■ **Data shown**:
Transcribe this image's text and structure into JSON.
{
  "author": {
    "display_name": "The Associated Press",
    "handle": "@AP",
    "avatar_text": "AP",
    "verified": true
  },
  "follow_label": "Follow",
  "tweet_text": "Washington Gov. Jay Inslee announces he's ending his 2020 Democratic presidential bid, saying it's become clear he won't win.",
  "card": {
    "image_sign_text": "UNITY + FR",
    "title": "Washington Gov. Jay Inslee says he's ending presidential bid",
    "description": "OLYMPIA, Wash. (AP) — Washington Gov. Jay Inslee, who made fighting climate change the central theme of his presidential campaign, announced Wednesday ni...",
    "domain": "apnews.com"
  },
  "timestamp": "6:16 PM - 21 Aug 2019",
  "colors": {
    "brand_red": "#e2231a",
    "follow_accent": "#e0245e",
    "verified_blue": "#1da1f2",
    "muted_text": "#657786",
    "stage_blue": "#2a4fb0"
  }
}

* * *

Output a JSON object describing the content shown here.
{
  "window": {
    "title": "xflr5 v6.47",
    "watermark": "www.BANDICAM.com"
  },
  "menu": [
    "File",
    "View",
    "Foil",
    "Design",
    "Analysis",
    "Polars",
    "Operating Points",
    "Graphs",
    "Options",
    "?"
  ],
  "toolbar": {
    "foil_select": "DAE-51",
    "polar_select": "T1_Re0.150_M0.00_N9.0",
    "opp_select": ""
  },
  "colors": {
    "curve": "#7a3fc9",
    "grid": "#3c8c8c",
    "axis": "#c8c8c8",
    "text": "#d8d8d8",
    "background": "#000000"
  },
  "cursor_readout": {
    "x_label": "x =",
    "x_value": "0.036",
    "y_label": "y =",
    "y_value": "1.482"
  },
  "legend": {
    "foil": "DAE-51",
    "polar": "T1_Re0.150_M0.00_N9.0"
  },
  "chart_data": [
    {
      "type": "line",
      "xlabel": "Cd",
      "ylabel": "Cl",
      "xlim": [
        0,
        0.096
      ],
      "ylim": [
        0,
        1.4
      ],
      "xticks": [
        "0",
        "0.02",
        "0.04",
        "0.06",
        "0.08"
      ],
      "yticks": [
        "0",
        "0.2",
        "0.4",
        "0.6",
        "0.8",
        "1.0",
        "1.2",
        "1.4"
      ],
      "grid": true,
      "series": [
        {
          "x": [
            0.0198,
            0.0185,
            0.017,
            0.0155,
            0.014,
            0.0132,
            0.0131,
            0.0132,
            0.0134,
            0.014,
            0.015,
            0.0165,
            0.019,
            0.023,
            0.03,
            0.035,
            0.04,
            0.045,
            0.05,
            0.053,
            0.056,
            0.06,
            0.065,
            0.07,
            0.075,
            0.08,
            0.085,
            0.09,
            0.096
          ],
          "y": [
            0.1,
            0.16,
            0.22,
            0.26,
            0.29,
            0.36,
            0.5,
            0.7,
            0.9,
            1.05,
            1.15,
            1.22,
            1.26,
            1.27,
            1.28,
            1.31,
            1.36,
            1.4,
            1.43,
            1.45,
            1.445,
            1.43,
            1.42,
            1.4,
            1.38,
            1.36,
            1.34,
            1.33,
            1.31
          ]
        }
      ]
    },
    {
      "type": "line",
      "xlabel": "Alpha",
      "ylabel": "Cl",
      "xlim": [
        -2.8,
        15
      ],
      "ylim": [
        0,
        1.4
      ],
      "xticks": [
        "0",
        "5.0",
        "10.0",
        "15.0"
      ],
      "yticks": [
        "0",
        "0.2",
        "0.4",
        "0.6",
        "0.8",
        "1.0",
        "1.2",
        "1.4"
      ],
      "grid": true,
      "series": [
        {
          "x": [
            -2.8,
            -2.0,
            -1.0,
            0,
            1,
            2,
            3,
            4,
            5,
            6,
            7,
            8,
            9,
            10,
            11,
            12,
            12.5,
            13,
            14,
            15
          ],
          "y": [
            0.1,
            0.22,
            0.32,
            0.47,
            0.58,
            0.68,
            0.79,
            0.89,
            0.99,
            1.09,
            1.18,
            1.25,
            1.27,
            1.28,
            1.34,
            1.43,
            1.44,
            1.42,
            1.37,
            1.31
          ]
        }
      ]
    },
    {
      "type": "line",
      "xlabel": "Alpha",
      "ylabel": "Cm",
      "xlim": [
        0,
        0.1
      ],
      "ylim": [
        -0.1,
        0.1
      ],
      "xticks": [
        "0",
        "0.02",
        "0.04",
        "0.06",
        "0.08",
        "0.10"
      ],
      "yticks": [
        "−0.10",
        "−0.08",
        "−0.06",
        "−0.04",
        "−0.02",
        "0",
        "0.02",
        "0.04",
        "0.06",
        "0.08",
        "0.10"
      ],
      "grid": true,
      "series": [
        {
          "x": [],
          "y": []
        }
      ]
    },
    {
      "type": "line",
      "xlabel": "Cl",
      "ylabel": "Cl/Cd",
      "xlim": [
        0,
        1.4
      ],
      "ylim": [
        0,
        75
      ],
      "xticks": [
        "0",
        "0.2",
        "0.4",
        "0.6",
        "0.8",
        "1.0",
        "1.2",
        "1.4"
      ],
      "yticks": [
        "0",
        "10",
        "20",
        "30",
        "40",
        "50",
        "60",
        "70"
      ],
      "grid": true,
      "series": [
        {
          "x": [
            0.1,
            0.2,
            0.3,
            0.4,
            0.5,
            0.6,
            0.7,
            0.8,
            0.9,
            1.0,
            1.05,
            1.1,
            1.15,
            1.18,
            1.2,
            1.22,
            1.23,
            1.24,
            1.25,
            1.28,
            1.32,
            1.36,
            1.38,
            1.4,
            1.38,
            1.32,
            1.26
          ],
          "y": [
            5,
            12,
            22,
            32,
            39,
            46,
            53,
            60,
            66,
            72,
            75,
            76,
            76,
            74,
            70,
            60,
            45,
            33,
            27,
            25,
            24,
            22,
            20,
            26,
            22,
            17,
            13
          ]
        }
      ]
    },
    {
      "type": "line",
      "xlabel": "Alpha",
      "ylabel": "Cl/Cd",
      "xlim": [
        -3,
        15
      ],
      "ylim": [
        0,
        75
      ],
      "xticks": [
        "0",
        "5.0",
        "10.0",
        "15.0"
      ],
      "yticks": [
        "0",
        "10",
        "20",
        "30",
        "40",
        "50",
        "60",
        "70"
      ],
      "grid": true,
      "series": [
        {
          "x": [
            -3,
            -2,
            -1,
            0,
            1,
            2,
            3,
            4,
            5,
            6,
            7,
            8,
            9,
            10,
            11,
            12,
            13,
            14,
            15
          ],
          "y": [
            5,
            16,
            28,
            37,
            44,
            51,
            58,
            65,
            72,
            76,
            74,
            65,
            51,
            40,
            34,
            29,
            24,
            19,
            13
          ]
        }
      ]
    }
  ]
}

* * *

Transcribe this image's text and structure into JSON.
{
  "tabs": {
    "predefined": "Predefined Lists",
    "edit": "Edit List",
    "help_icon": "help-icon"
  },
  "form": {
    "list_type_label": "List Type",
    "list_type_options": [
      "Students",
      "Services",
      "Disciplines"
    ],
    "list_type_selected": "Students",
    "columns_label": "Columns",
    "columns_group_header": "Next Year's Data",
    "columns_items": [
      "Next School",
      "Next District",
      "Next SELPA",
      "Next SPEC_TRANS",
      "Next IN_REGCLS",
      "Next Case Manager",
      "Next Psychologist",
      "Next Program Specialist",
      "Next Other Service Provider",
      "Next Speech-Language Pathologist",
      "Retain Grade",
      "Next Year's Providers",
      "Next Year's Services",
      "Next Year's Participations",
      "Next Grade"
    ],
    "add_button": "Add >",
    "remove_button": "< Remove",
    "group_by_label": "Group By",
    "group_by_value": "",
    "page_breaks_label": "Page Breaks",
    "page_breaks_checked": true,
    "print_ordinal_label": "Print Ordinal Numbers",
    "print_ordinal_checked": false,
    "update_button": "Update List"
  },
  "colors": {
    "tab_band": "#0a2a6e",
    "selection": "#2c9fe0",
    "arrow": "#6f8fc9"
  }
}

■ **Problem to work on**: Work out how many lines of the data hold the string "Year". Reply with that number alone.

■ **Exercise result**: 4